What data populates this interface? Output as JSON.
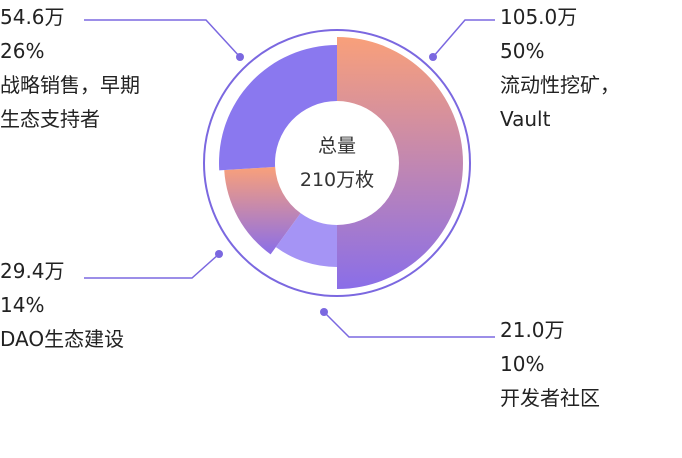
{
  "chart_data": {
    "type": "pie",
    "style": "donut",
    "title": "",
    "center_label": "总量",
    "center_value": "210万枚",
    "total": 210,
    "unit": "万",
    "slices": [
      {
        "amount": "105.0万",
        "percent": "50%",
        "label_lines": [
          "流动性挖矿，",
          "Vault"
        ],
        "value": 105.0,
        "fraction": 0.5,
        "color_start": "#f9a07a",
        "color_end": "#8a6ee8"
      },
      {
        "amount": "21.0万",
        "percent": "10%",
        "label_lines": [
          "开发者社区"
        ],
        "value": 21.0,
        "fraction": 0.1,
        "color_start": "#a594f5",
        "color_end": "#a594f5"
      },
      {
        "amount": "29.4万",
        "percent": "14%",
        "label_lines": [
          "DAO生态建设"
        ],
        "value": 29.4,
        "fraction": 0.14,
        "color_start": "#f9a07a",
        "color_end": "#8a6ee8"
      },
      {
        "amount": "54.6万",
        "percent": "26%",
        "label_lines": [
          "战略销售，早期",
          "生态支持者"
        ],
        "value": 54.6,
        "fraction": 0.26,
        "color_start": "#8a78ef",
        "color_end": "#8a78ef"
      }
    ],
    "legend": "none",
    "accent_color": "#7b68e0"
  }
}
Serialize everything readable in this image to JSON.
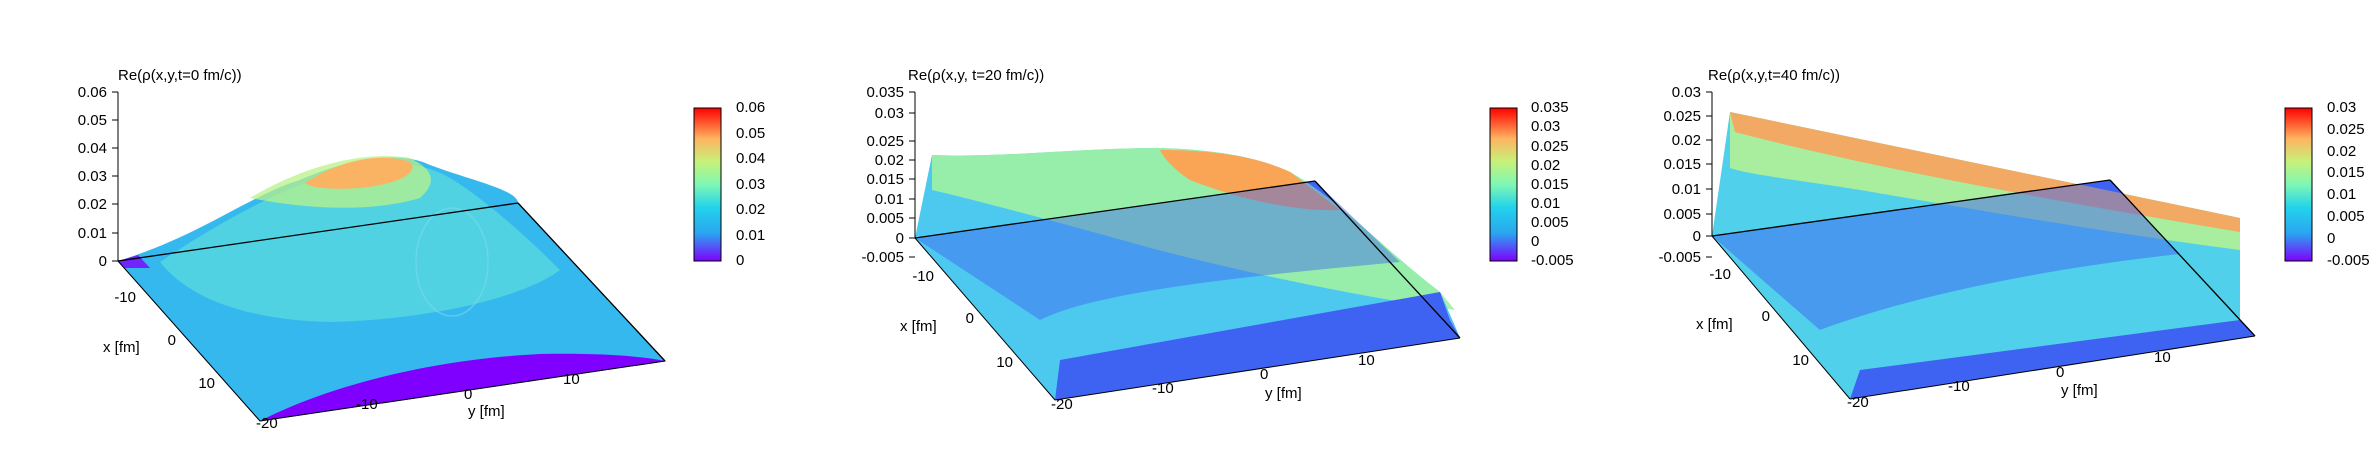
{
  "chart_data": [
    {
      "type": "surface",
      "title": "Re(ρ(x,y,t=0 fm/c))",
      "xlabel": "x [fm]",
      "ylabel": "y [fm]",
      "x_ticks": [
        "-10",
        "0",
        "10"
      ],
      "y_ticks": [
        "-20",
        "-10",
        "0",
        "10"
      ],
      "z_ticks": [
        "0",
        "0.01",
        "0.02",
        "0.03",
        "0.04",
        "0.05",
        "0.06"
      ],
      "zlim": [
        0,
        0.06
      ],
      "colorbar_ticks": [
        "0",
        "0.01",
        "0.02",
        "0.03",
        "0.04",
        "0.05",
        "0.06"
      ],
      "colorbar_range": [
        0,
        0.06
      ],
      "surface": "gaussian",
      "peak_value": 0.036
    },
    {
      "type": "surface",
      "title": "Re(ρ(x,y, t=20 fm/c))",
      "xlabel": "x [fm]",
      "ylabel": "y [fm]",
      "x_ticks": [
        "-10",
        "0",
        "10"
      ],
      "y_ticks": [
        "-20",
        "-10",
        "0",
        "10"
      ],
      "z_ticks": [
        "-0.005",
        "0",
        "0.005",
        "0.01",
        "0.015",
        "0.02",
        "0.025",
        "0.03",
        "0.035"
      ],
      "zlim": [
        -0.005,
        0.035
      ],
      "colorbar_ticks": [
        "-0.005",
        "0",
        "0.005",
        "0.01",
        "0.015",
        "0.02",
        "0.025",
        "0.03",
        "0.035"
      ],
      "colorbar_range": [
        -0.005,
        0.035
      ],
      "surface": "plateau",
      "peak_value": 0.02
    },
    {
      "type": "surface",
      "title": "Re(ρ(x,y,t=40 fm/c))",
      "xlabel": "x [fm]",
      "ylabel": "y [fm]",
      "x_ticks": [
        "-10",
        "0",
        "10"
      ],
      "y_ticks": [
        "-20",
        "-10",
        "0",
        "10"
      ],
      "z_ticks": [
        "-0.005",
        "0",
        "0.005",
        "0.01",
        "0.015",
        "0.02",
        "0.025",
        "0.03"
      ],
      "zlim": [
        -0.005,
        0.03
      ],
      "colorbar_ticks": [
        "-0.005",
        "0",
        "0.005",
        "0.01",
        "0.015",
        "0.02",
        "0.025",
        "0.03"
      ],
      "colorbar_range": [
        -0.005,
        0.03
      ],
      "surface": "slab",
      "peak_value": 0.026
    }
  ]
}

### Problem statement
Reproduce each record from above exactly; pictures do not belong in the copy.

### In response
What data populates this interface? Output as JSON.
{
  "chart_data": {
    "type": "pie",
    "style": "donut",
    "title": "",
    "center_label": "总量",
    "center_value": "210万枚",
    "total": 210,
    "unit": "万",
    "slices": [
      {
        "amount": "105.0万",
        "percent": "50%",
        "label_lines": [
          "流动性挖矿，",
          "Vault"
        ],
        "value": 105.0,
        "fraction": 0.5,
        "color_start": "#f9a07a",
        "color_end": "#8a6ee8"
      },
      {
        "amount": "21.0万",
        "percent": "10%",
        "label_lines": [
          "开发者社区"
        ],
        "value": 21.0,
        "fraction": 0.1,
        "color_start": "#a594f5",
        "color_end": "#a594f5"
      },
      {
        "amount": "29.4万",
        "percent": "14%",
        "label_lines": [
          "DAO生态建设"
        ],
        "value": 29.4,
        "fraction": 0.14,
        "color_start": "#f9a07a",
        "color_end": "#8a6ee8"
      },
      {
        "amount": "54.6万",
        "percent": "26%",
        "label_lines": [
          "战略销售，早期",
          "生态支持者"
        ],
        "value": 54.6,
        "fraction": 0.26,
        "color_start": "#8a78ef",
        "color_end": "#8a78ef"
      }
    ],
    "legend": "none",
    "accent_color": "#7b68e0"
  }
}
Serialize everything readable in this image to JSON.
{
  "chart_data": [
    {
      "type": "surface",
      "title": "Re(ρ(x,y,t=0 fm/c))",
      "xlabel": "x [fm]",
      "ylabel": "y [fm]",
      "x_ticks": [
        "-10",
        "0",
        "10"
      ],
      "y_ticks": [
        "-20",
        "-10",
        "0",
        "10"
      ],
      "z_ticks": [
        "0",
        "0.01",
        "0.02",
        "0.03",
        "0.04",
        "0.05",
        "0.06"
      ],
      "zlim": [
        0,
        0.06
      ],
      "colorbar_ticks": [
        "0",
        "0.01",
        "0.02",
        "0.03",
        "0.04",
        "0.05",
        "0.06"
      ],
      "colorbar_range": [
        0,
        0.06
      ],
      "surface": "gaussian",
      "peak_value": 0.036
    },
    {
      "type": "surface",
      "title": "Re(ρ(x,y, t=20 fm/c))",
      "xlabel": "x [fm]",
      "ylabel": "y [fm]",
      "x_ticks": [
        "-10",
        "0",
        "10"
      ],
      "y_ticks": [
        "-20",
        "-10",
        "0",
        "10"
      ],
      "z_ticks": [
        "-0.005",
        "0",
        "0.005",
        "0.01",
        "0.015",
        "0.02",
        "0.025",
        "0.03",
        "0.035"
      ],
      "zlim": [
        -0.005,
        0.035
      ],
      "colorbar_ticks": [
        "-0.005",
        "0",
        "0.005",
        "0.01",
        "0.015",
        "0.02",
        "0.025",
        "0.03",
        "0.035"
      ],
      "colorbar_range": [
        -0.005,
        0.035
      ],
      "surface": "plateau",
      "peak_value": 0.02
    },
    {
      "type": "surface",
      "title": "Re(ρ(x,y,t=40 fm/c))",
      "xlabel": "x [fm]",
      "ylabel": "y [fm]",
      "x_ticks": [
        "-10",
        "0",
        "10"
      ],
      "y_ticks": [
        "-20",
        "-10",
        "0",
        "10"
      ],
      "z_ticks": [
        "-0.005",
        "0",
        "0.005",
        "0.01",
        "0.015",
        "0.02",
        "0.025",
        "0.03"
      ],
      "zlim": [
        -0.005,
        0.03
      ],
      "colorbar_ticks": [
        "-0.005",
        "0",
        "0.005",
        "0.01",
        "0.015",
        "0.02",
        "0.025",
        "0.03"
      ],
      "colorbar_range": [
        -0.005,
        0.03
      ],
      "surface": "slab",
      "peak_value": 0.026
    }
  ]
}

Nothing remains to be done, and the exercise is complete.